[PROMPT]: Rewrite the items from the start through the line that contains "y-tick-label: 12.80 [45,229,77,242]", inclusive, replacing "x-hour-label" with "hour-tick-label" and leaving everything else unchanged.

[MATERIAL TO PROCESS]:
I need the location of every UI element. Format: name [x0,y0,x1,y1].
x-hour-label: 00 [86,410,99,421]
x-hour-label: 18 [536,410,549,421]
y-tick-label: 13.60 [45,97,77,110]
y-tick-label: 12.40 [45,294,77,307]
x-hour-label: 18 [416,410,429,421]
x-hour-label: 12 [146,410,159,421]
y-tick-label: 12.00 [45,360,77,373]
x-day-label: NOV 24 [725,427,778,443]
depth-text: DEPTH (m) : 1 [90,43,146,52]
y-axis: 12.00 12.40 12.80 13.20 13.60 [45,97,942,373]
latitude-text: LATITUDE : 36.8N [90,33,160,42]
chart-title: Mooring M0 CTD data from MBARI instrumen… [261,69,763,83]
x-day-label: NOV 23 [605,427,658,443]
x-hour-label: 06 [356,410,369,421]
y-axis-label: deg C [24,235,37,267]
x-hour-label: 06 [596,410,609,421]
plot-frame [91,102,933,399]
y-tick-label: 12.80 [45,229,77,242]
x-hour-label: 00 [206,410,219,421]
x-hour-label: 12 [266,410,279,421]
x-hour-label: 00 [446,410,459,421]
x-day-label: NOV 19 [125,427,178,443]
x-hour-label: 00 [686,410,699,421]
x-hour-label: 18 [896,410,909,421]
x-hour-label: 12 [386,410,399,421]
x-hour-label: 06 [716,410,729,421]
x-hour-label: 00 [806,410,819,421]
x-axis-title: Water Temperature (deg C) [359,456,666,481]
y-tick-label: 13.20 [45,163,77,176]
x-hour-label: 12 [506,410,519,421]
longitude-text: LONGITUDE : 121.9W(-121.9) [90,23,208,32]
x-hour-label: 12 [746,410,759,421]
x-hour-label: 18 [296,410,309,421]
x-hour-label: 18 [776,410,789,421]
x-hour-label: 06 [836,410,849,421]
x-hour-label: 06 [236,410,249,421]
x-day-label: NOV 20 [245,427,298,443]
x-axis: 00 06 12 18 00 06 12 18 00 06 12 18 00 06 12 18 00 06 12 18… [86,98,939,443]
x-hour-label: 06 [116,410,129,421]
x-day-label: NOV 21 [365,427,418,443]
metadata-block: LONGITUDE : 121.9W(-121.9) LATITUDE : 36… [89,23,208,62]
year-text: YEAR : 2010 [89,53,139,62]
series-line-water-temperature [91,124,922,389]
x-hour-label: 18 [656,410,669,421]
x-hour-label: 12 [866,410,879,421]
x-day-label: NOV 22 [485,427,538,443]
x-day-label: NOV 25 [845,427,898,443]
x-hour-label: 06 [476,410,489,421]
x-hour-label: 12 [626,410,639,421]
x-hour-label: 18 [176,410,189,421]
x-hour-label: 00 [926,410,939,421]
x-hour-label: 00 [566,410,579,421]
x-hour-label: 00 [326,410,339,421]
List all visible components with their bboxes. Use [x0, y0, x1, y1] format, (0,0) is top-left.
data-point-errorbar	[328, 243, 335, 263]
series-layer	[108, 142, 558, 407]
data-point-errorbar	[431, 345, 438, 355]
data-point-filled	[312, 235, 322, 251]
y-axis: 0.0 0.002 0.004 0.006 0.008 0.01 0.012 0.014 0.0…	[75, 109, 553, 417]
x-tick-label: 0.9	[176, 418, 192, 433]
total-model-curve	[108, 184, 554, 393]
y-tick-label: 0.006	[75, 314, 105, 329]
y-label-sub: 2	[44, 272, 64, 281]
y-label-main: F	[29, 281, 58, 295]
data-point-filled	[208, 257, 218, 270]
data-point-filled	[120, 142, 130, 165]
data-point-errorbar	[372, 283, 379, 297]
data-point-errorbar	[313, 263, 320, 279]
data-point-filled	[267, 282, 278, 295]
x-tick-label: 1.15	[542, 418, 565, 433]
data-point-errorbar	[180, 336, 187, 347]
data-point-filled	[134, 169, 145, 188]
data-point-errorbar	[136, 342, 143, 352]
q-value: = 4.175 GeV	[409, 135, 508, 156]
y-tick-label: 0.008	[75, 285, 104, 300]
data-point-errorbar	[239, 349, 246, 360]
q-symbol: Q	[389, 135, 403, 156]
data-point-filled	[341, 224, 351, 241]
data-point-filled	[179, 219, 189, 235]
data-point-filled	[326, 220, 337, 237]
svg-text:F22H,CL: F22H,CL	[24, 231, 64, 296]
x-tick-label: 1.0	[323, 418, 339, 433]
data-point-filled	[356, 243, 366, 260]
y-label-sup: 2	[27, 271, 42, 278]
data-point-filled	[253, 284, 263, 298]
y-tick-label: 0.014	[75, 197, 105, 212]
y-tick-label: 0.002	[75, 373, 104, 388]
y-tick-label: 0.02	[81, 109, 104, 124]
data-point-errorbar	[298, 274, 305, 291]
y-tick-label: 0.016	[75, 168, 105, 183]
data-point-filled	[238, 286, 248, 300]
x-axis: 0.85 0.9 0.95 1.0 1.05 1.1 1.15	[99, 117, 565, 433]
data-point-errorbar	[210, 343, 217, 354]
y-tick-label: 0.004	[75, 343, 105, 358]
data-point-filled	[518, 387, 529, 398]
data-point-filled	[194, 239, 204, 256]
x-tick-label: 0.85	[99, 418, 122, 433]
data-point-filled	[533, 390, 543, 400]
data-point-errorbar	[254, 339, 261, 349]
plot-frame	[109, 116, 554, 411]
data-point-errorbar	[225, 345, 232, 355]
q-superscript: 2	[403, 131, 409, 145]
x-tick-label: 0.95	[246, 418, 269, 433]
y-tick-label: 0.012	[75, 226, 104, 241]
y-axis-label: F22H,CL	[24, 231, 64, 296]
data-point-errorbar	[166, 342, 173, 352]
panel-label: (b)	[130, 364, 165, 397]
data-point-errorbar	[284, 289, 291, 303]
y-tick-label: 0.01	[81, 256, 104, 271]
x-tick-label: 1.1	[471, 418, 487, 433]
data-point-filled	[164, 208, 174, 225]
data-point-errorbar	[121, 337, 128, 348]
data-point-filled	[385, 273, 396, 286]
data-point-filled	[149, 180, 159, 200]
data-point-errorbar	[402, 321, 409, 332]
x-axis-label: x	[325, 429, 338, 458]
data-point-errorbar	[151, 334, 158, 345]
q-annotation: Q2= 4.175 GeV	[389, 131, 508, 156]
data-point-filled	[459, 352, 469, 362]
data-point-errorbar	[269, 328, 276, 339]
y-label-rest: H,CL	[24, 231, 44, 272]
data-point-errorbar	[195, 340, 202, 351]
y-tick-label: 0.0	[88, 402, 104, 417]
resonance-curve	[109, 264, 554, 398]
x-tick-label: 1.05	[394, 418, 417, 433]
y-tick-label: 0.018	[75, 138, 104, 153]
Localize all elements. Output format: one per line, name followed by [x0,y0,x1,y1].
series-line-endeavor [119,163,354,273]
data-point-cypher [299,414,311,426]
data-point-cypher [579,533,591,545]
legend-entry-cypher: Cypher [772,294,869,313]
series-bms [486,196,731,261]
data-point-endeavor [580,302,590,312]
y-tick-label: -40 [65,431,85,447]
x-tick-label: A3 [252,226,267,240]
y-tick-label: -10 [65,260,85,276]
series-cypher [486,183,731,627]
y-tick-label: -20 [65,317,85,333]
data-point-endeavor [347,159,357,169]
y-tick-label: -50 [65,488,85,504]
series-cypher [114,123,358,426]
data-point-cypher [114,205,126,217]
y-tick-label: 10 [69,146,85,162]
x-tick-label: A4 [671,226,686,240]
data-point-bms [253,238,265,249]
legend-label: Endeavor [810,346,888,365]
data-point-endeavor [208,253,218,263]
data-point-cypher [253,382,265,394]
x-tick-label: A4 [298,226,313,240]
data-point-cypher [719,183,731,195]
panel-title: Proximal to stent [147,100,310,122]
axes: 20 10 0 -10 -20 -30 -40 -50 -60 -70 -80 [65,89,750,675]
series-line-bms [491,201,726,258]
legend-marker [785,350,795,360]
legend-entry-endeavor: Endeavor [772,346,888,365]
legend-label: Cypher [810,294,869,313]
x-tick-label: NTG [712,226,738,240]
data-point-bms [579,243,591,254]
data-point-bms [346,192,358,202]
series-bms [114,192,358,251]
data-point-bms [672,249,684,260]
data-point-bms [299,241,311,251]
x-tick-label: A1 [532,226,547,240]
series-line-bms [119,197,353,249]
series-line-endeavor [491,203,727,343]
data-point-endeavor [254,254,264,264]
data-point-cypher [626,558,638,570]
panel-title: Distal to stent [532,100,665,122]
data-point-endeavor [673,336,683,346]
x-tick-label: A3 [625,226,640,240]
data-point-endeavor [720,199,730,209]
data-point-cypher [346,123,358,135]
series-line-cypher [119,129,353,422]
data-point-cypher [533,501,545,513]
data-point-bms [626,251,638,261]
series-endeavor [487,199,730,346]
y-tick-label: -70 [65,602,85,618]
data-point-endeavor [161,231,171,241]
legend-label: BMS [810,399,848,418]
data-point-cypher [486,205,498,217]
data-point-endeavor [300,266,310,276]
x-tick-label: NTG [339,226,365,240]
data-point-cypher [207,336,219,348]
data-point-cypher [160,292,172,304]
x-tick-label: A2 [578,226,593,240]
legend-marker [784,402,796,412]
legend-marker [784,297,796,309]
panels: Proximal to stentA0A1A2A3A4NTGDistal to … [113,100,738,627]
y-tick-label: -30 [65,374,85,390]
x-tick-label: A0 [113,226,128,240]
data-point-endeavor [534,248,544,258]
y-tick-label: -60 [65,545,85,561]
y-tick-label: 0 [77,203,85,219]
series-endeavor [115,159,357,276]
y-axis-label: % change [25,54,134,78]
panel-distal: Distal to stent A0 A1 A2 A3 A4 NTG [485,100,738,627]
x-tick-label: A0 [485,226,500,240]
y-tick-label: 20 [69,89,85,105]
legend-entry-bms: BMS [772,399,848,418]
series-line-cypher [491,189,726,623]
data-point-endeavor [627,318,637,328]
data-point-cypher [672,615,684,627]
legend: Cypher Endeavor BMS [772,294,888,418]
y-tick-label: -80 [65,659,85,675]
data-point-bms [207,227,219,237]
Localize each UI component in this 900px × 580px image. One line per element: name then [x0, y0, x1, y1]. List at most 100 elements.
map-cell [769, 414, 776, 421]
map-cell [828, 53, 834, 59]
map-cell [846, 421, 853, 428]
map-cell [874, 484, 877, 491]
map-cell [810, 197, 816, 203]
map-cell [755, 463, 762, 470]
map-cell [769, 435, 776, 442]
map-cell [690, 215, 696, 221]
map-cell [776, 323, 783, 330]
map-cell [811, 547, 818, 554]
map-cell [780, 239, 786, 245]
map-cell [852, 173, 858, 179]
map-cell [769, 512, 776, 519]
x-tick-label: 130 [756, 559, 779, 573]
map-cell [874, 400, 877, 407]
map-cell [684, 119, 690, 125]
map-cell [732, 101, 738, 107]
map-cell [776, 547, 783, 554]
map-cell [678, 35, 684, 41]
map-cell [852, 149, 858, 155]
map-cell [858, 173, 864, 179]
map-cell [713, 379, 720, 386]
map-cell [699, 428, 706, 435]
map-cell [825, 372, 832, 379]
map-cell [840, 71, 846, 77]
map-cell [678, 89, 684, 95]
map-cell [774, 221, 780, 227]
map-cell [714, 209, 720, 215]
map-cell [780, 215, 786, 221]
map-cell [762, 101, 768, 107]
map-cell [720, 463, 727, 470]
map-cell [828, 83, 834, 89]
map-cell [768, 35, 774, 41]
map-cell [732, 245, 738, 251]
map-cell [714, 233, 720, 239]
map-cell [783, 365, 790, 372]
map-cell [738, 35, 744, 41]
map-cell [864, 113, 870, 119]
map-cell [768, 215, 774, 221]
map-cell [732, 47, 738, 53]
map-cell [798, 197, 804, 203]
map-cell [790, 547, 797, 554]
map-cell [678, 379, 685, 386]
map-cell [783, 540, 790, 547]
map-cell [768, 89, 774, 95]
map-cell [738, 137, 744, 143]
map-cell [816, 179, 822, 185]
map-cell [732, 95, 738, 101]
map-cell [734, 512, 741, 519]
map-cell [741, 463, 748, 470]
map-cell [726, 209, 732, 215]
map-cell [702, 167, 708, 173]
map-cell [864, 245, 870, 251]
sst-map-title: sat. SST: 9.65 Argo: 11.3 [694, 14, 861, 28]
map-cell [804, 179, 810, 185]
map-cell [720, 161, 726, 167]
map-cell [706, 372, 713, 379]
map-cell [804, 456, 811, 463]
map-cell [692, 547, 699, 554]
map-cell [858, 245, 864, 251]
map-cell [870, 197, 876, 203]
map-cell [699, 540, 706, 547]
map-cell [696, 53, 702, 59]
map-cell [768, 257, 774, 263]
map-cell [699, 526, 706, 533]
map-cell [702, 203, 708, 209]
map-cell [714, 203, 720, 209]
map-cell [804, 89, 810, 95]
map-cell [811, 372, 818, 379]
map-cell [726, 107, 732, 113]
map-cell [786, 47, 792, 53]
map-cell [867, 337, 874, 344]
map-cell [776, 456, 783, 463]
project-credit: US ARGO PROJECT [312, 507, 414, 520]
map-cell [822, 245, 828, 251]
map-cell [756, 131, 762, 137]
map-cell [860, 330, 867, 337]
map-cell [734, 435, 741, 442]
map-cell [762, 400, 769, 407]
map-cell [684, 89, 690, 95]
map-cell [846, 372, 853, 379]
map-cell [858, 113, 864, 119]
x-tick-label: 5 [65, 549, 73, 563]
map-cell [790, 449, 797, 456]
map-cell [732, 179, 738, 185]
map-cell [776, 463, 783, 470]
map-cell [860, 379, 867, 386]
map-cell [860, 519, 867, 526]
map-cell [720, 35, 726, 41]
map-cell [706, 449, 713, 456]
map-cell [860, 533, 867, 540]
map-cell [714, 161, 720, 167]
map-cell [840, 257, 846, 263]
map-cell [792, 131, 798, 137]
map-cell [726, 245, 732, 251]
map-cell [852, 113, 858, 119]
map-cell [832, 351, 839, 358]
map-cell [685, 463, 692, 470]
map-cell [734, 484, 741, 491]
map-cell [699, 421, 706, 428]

[FINAL RESULT]:
I need the location of every UI element. Format: name [x0,y0,x1,y1].
hour-tick-label: 00 [86,410,99,421]
hour-tick-label: 18 [536,410,549,421]
y-tick-label: 13.60 [45,97,77,110]
y-tick-label: 12.40 [45,294,77,307]
hour-tick-label: 18 [416,410,429,421]
hour-tick-label: 12 [146,410,159,421]
y-tick-label: 12.00 [45,360,77,373]
x-day-label: NOV 24 [725,427,778,443]
depth-text: DEPTH (m) : 1 [90,43,146,52]
y-axis: 12.00 12.40 12.80 13.20 13.60 [45,97,942,373]
latitude-text: LATITUDE : 36.8N [90,33,160,42]
chart-title: Mooring M0 CTD data from MBARI instrumen… [261,69,763,83]
x-day-label: NOV 23 [605,427,658,443]
hour-tick-label: 06 [356,410,369,421]
y-axis-label: deg C [24,235,37,267]
hour-tick-label: 06 [596,410,609,421]
plot-frame [91,102,933,399]
y-tick-label: 12.80 [45,229,77,242]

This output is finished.